* INSTRUCTIONS TO FOLLOW:
Copy the data below exactly.
____
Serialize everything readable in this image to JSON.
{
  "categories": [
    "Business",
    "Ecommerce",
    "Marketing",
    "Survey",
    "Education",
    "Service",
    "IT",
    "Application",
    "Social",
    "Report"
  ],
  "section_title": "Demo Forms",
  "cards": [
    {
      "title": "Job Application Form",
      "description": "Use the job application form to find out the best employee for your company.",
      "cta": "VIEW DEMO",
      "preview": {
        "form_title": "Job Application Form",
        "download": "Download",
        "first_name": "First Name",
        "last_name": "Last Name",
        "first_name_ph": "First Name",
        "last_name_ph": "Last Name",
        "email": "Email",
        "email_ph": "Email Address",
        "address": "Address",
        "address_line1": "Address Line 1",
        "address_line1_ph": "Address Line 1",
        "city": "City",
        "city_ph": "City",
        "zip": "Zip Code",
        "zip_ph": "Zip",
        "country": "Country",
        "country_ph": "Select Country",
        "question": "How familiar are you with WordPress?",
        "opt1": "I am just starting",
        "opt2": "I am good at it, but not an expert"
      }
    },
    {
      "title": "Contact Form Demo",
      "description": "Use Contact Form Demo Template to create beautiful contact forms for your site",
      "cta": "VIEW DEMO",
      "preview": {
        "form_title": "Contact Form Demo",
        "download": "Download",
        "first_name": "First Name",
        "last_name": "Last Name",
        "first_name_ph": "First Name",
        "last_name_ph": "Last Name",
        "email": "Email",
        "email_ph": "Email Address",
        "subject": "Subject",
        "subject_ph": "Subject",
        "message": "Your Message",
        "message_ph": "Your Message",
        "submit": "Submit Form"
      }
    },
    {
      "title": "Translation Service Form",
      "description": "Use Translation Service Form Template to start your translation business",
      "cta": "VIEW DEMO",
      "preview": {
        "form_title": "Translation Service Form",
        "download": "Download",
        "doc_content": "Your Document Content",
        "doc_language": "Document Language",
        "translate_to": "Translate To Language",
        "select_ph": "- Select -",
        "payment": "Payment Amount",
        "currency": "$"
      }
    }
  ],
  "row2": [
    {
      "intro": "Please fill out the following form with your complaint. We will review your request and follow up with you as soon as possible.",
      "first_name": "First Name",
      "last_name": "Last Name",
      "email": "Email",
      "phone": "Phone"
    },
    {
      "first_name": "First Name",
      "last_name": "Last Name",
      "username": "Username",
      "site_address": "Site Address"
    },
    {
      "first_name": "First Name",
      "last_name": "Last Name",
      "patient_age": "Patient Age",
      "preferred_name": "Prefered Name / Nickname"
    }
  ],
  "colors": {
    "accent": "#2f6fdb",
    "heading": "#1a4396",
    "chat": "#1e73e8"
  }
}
____
* RIGHT ANSWER:
Serialize everything readable in this image to JSON.
{
  "categories": [
    "Business",
    "Ecommerce",
    "Marketing",
    "Survey",
    "Education",
    "Service",
    "IT",
    "Application",
    "Social",
    "Report"
  ],
  "section_title": "Demo Forms",
  "cards": [
    {
      "title": "Job Application Form",
      "description": "Use the job application form to find out the best employee for your company.",
      "cta": "VIEW DEMO",
      "preview": {
        "form_title": "Job Application Form",
        "download": "Download",
        "first_name": "First Name",
        "last_name": "Last Name",
        "first_name_ph": "First Name",
        "last_name_ph": "Last Name",
        "email": "Email",
        "email_ph": "Email Address",
        "address": "Address",
        "address_line1": "Address Line 1",
        "address_line1_ph": "Address Line 1",
        "city": "City",
        "city_ph": "City",
        "zip": "Zip Code",
        "zip_ph": "Zip",
        "country": "Country",
        "country_ph": "Select Country",
        "question": "How familiar are you with WordPress?",
        "opt1": "I am just starting",
        "opt2": "I am good at it, but not an expert"
      }
    },
    {
      "title": "Contact Form Demo",
      "description": "Use Contact Form Demo Template to create beautiful contact forms for your site",
      "cta": "VIEW DEMO",
      "preview": {
        "form_title": "Contact Form Demo",
        "download": "Download",
        "first_name": "First Name",
        "last_name": "Last Name",
        "first_name_ph": "First Name",
        "last_name_ph": "Last Name",
        "email": "Email",
        "email_ph": "Email Address",
        "subject": "Subject",
        "subject_ph": "Subject",
        "message": "Your Message",
        "message_ph": "Your Message",
        "submit": "Submit Form"
      }
    },
    {
      "title": "Translation Service Form",
      "description": "Use Translation Service Form Template to start your translation business",
      "cta": "VIEW DEMO",
      "preview": {
        "form_title": "Translation Service Form",
        "download": "Download",
        "doc_content": "Your Document Content",
        "doc_language": "Document Language",
        "translate_to": "Translate To Language",
        "select_ph": "- Select -",
        "payment": "Payment Amount",
        "currency": "$"
      }
    }
  ],
  "row2": [
    {
      "intro": "Please fill out the following form with your complaint. We will review your request and follow up with you as soon as possible.",
      "first_name": "First Name",
      "last_name": "Last Name",
      "email": "Email",
      "phone": "Phone"
    },
    {
      "first_name": "First Name",
      "last_name": "Last Name",
      "username": "Username",
      "site_address": "Site Address"
    },
    {
      "first_name": "First Name",
      "last_name": "Last Name",
      "patient_age": "Patient Age",
      "preferred_name": "Prefered Name / Nickname"
    }
  ],
  "colors": {
    "accent": "#2f6fdb",
    "heading": "#1a4396",
    "chat": "#1e73e8"
  }
}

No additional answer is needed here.